EXERCISE OBJECTIVE
Copy everything in the data below exactly except the pictures.

┌─ DATASET EXTRACT

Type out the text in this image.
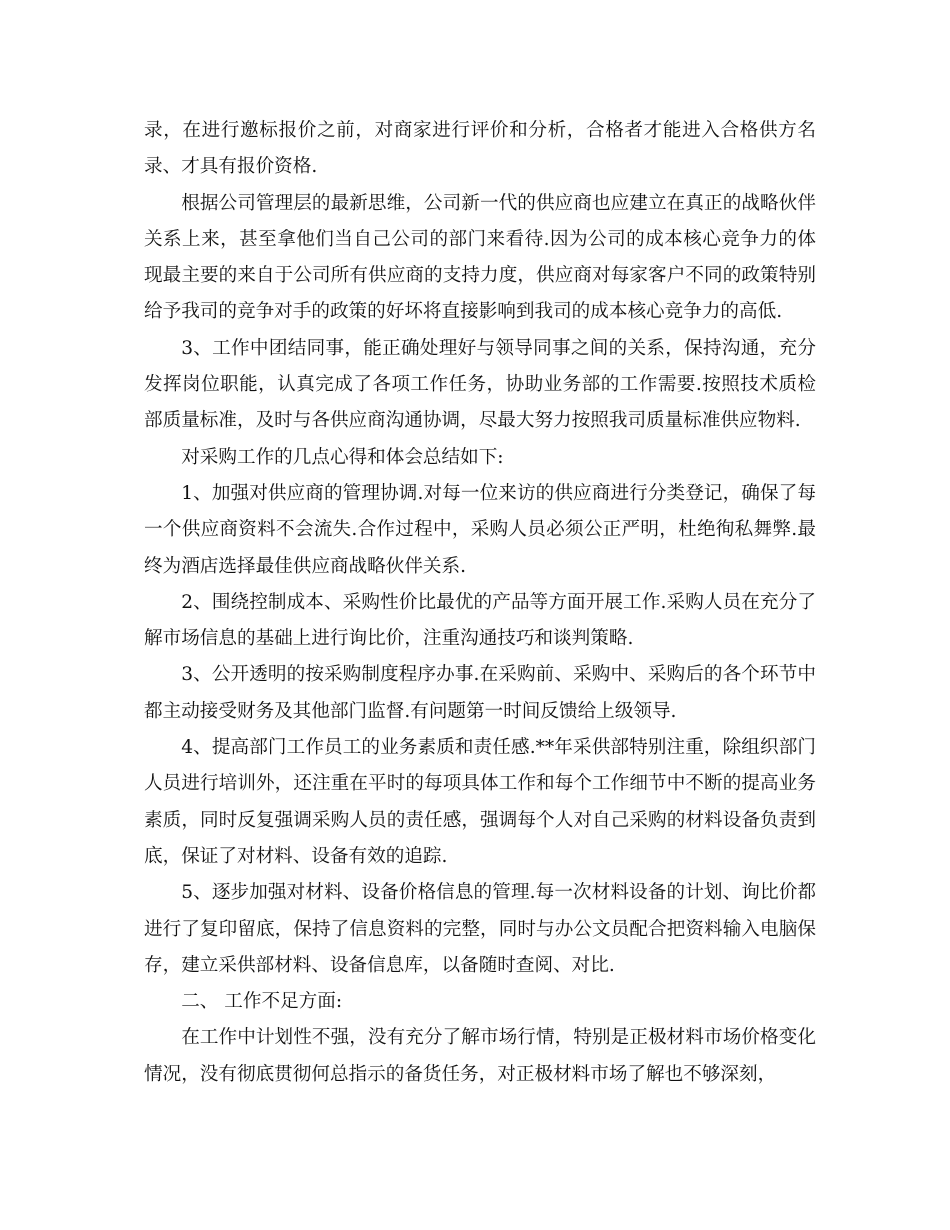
录，在进行邀标报价之前，对商家进行评价和分析，合格者才能进入合格供方名录、才具有报价资格.

根据公司管理层的最新思维，公司新一代的供应商也应建立在真正的战略伙伴关系上来，甚至拿他们当自己公司的部门来看待.因为公司的成本核心竞争力的体现最主要的来自于公司所有供应商的支持力度，供应商对每家客户不同的政策特别给予我司的竞争对手的政策的好坏将直接影响到我司的成本核心竞争力的高低.

3、工作中团结同事，能正确处理好与领导同事之间的关系，保持沟通，充分发挥岗位职能，认真完成了各项工作任务，协助业务部的工作需要.按照技术质检部质量标准，及时与各供应商沟通协调，尽最大努力按照我司质量标准供应物料.

对采购工作的几点心得和体会总结如下:

1、加强对供应商的管理协调.对每一位来访的供应商进行分类登记，确保了每一个供应商资料不会流失.合作过程中，采购人员必须公正严明，杜绝徇私舞弊.最终为酒店选择最佳供应商战略伙伴关系.

2、围绕控制成本、采购性价比最优的产品等方面开展工作.采购人员在充分了解市场信息的基础上进行询比价，注重沟通技巧和谈判策略.

3、公开透明的按采购制度程序办事.在采购前、采购中、采购后的各个环节中都主动接受财务及其他部门监督.有问题第一时间反馈给上级领导.

4、提高部门工作员工的业务素质和责任感.**年采供部特别注重，除组织部门人员进行培训外，还注重在平时的每项具体工作和每个工作细节中不断的提高业务素质，同时反复强调采购人员的责任感，强调每个人对自己采购的材料设备负责到底，保证了对材料、设备有效的追踪.

5、逐步加强对材料、设备价格信息的管理.每一次材料设备的计划、询比价都进行了复印留底，保持了信息资料的完整，同时与办公文员配合把资料输入电脑保存，建立采供部材料、设备信息库，以备随时查阅、对比.

二、 工作不足方面:

在工作中计划性不强，没有充分了解市场行情，特别是正极材料市场价格变化情况，没有彻底贯彻何总指示的备货任务，对正极材料市场了解也不够深刻，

└─

THE RESPONSE
Type out the text in this image.
录，在进行邀标报价之前，对商家进行评价和分析，合格者才能进入合格供方名录、才具有报价资格.

根据公司管理层的最新思维，公司新一代的供应商也应建立在真正的战略伙伴关系上来，甚至拿他们当自己公司的部门来看待.因为公司的成本核心竞争力的体现最主要的来自于公司所有供应商的支持力度，供应商对每家客户不同的政策特别给予我司的竞争对手的政策的好坏将直接影响到我司的成本核心竞争力的高低.

3、工作中团结同事，能正确处理好与领导同事之间的关系，保持沟通，充分发挥岗位职能，认真完成了各项工作任务，协助业务部的工作需要.按照技术质检部质量标准，及时与各供应商沟通协调，尽最大努力按照我司质量标准供应物料.

对采购工作的几点心得和体会总结如下:

1、加强对供应商的管理协调.对每一位来访的供应商进行分类登记，确保了每一个供应商资料不会流失.合作过程中，采购人员必须公正严明，杜绝徇私舞弊.最终为酒店选择最佳供应商战略伙伴关系.

2、围绕控制成本、采购性价比最优的产品等方面开展工作.采购人员在充分了解市场信息的基础上进行询比价，注重沟通技巧和谈判策略.

3、公开透明的按采购制度程序办事.在采购前、采购中、采购后的各个环节中都主动接受财务及其他部门监督.有问题第一时间反馈给上级领导.

4、提高部门工作员工的业务素质和责任感.**年采供部特别注重，除组织部门人员进行培训外，还注重在平时的每项具体工作和每个工作细节中不断的提高业务素质，同时反复强调采购人员的责任感，强调每个人对自己采购的材料设备负责到底，保证了对材料、设备有效的追踪.

5、逐步加强对材料、设备价格信息的管理.每一次材料设备的计划、询比价都进行了复印留底，保持了信息资料的完整，同时与办公文员配合把资料输入电脑保存，建立采供部材料、设备信息库，以备随时查阅、对比.

二、 工作不足方面:

在工作中计划性不强，没有充分了解市场行情，特别是正极材料市场价格变化情况，没有彻底贯彻何总指示的备货任务，对正极材料市场了解也不够深刻，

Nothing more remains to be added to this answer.